-------- SOURCE
Prendre le temps d’atterrir
Gaspé | Signe d’un redressement de la situation sur le plan épidémiologique, les écoles secondaires du Québec ont rouvert leurs portes aux enseignants et aux élèves. Or, des interrogations demeurent. Et si les rentrées comportent toujours leur lot de nouveautés, cette rentrée-ci s’inscrit dans un contexte inédit chamboulant la liste des priorités. Ouvrant la marche de ce retour automnal, la sécurité des élèves et du personnel enseignant sera de première importance.
«On veut accueillir les élèves de manière sécuritaire. C’est la priorité », soutient d’entrée de jeu Pierre-Luc Synnott, enseignant en éducation physique et à la santé à l’école C.-E.- Pouliot de Gaspé. «L’autre affaire, c’est qu’on veut prendre le temps d’atterrir avec eux, de discuter, d’apprendre les routines. Au secondaire, ils ne sont pas retournés à l’école depuis mars », rappelle-t-il.
Souriant, accueillant et chaleureux
Hors des murs des établissements pendant près de six mois, les élèves retrouveront un milieu certes connu, mais aux règles et aménagements bien différents. Pour faciliter le respect des consignes, on a littéralement quadrillé l’établissement de ruban adhésif: flèches indiquant les directions, délimitation d’espaces, etc. «Tout le monde est à pied d’œuvre, les soutiens professionnels, les éducatrices et éducateurs, la direction, les enseignants, affirme fièrement Pierre-Luc Synnott. Tout le monde a placé des lignes de tape pour montrer la marche à suivre. »
----------------
EXERCICES PROPOSÉS:
1. D'après le texte sur la rentrée scolaire, quelle matière Pierre-Luc Synnott enseigne-t-il ?
2. Reproduisez à l'identique les lignes des enregistrements, en commençant par celle qui contient « application-window: OCR program » et en terminant par celle qui contient « 794, 1429, 811] », ces deux lignes comprises.
-------- LISTE DES DONNÉES
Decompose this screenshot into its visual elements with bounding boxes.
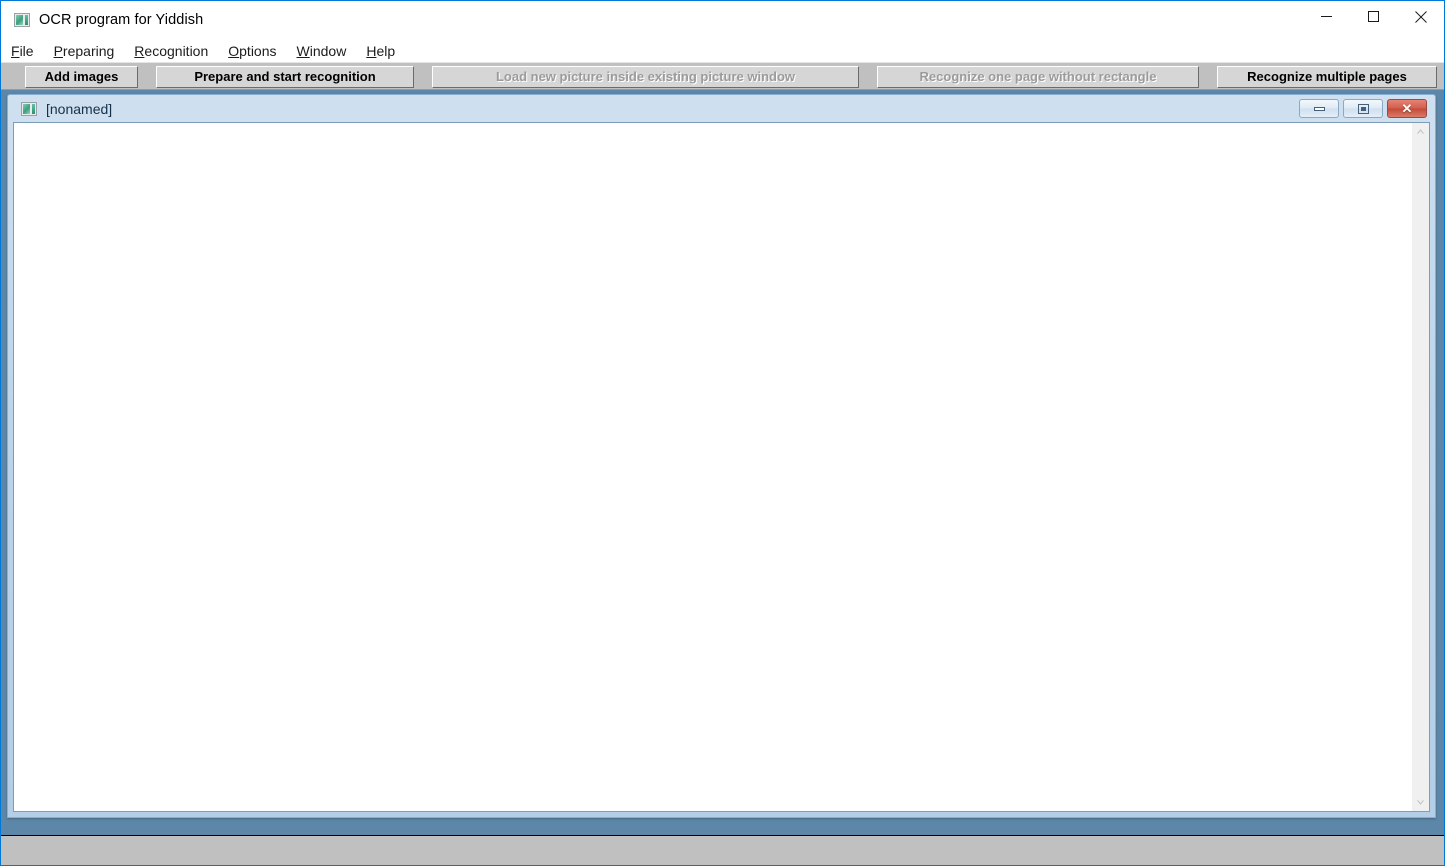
application-window: OCR program for Yiddish File Preparing R…	[0, 0, 1445, 866]
close-button[interactable]	[1397, 1, 1444, 32]
menu-item-recognition[interactable]: Recognition	[134, 42, 219, 60]
menu-item-window-rest: indow	[309, 42, 347, 59]
minimize-button[interactable]	[1303, 1, 1350, 32]
toolbar: Add images Prepare and start recognition…	[1, 62, 1444, 90]
load-new-picture-button: Load new picture inside existing picture…	[432, 65, 859, 88]
picture-icon	[14, 13, 30, 27]
mdi-window-title: [nonamed]	[46, 100, 113, 117]
menubar: File Preparing Recognition Options Windo…	[1, 39, 1444, 62]
prepare-and-start-recognition-button[interactable]: Prepare and start recognition	[156, 65, 414, 88]
menu-item-help-rest: elp	[376, 42, 396, 59]
mdi-window-controls: ✕	[1299, 99, 1427, 118]
menu-item-recognition-rest: ecognition	[144, 42, 209, 59]
menu-item-window[interactable]: Window	[297, 42, 358, 60]
mdi-restore-button[interactable]	[1343, 99, 1383, 118]
menu-item-options-rest: ptions	[239, 42, 277, 59]
mdi-document-body	[13, 122, 1430, 812]
restore-icon	[1357, 103, 1369, 114]
recognize-multiple-pages-button[interactable]: Recognize multiple pages	[1217, 65, 1437, 88]
document-canvas[interactable]	[14, 123, 1411, 811]
menu-item-preparing[interactable]: Preparing	[54, 42, 126, 60]
mdi-client-area: [nonamed] ✕	[1, 90, 1444, 835]
menu-item-file-rest: ile	[19, 42, 34, 59]
vertical-scrollbar[interactable]	[1411, 123, 1429, 811]
menu-item-help[interactable]: Help	[366, 42, 406, 60]
picture-icon	[21, 101, 37, 116]
scroll-down-icon[interactable]	[1412, 794, 1429, 811]
window-titlebar: OCR program for Yiddish	[1, 1, 1444, 39]
statusbar	[1, 835, 1444, 865]
recognize-one-page-button: Recognize one page without rectangle	[877, 65, 1199, 88]
close-icon: ✕	[1401, 101, 1413, 116]
window-controls	[1303, 1, 1444, 39]
mdi-minimize-button[interactable]	[1299, 99, 1339, 118]
scroll-up-icon[interactable]	[1412, 123, 1429, 140]
mdi-child-window: [nonamed] ✕	[7, 94, 1436, 818]
mdi-close-button[interactable]: ✕	[1387, 99, 1427, 118]
minimize-icon	[1313, 106, 1325, 111]
menu-item-file[interactable]: File	[11, 42, 45, 60]
menu-item-options[interactable]: Options	[228, 42, 287, 60]
add-images-button[interactable]: Add images	[25, 65, 138, 88]
mdi-titlebar[interactable]: [nonamed] ✕	[13, 95, 1430, 122]
window-title: OCR program for Yiddish	[39, 12, 204, 28]
menu-item-preparing-rest: reparing	[62, 42, 115, 59]
maximize-button[interactable]	[1350, 1, 1397, 32]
----------------
CORRIGÉ DES EXERCICES:
1. Il enseigne l'éducation physique et à la santé.

2.
application-window: OCR program for Yiddish File Preparing R…	[0, 0, 1445, 866]
close-button[interactable]	[1397, 1, 1444, 32]
menu-item-recognition[interactable]: Recognition	[134, 42, 219, 60]
menu-item-window-rest: indow	[309, 42, 347, 59]
minimize-button[interactable]	[1303, 1, 1350, 32]
toolbar: Add images Prepare and start recognition…	[1, 62, 1444, 90]
load-new-picture-button: Load new picture inside existing picture…	[432, 65, 859, 88]
picture-icon	[14, 13, 30, 27]
mdi-window-title: [nonamed]	[46, 100, 113, 117]
menubar: File Preparing Recognition Options Windo…	[1, 39, 1444, 62]
prepare-and-start-recognition-button[interactable]: Prepare and start recognition	[156, 65, 414, 88]
menu-item-help-rest: elp	[376, 42, 396, 59]
mdi-window-controls: ✕	[1299, 99, 1427, 118]
menu-item-recognition-rest: ecognition	[144, 42, 209, 59]
menu-item-window[interactable]: Window	[297, 42, 358, 60]
mdi-restore-button[interactable]	[1343, 99, 1383, 118]
menu-item-options-rest: ptions	[239, 42, 277, 59]
mdi-document-body	[13, 122, 1430, 812]
restore-icon	[1357, 103, 1369, 114]
recognize-multiple-pages-button[interactable]: Recognize multiple pages	[1217, 65, 1437, 88]
document-canvas[interactable]	[14, 123, 1411, 811]
menu-item-preparing[interactable]: Preparing	[54, 42, 126, 60]
mdi-client-area: [nonamed] ✕	[1, 90, 1444, 835]
menu-item-file-rest: ile	[19, 42, 34, 59]
vertical-scrollbar[interactable]	[1411, 123, 1429, 811]
menu-item-help[interactable]: Help	[366, 42, 406, 60]
picture-icon	[21, 101, 37, 116]
scroll-down-icon[interactable]	[1412, 794, 1429, 811]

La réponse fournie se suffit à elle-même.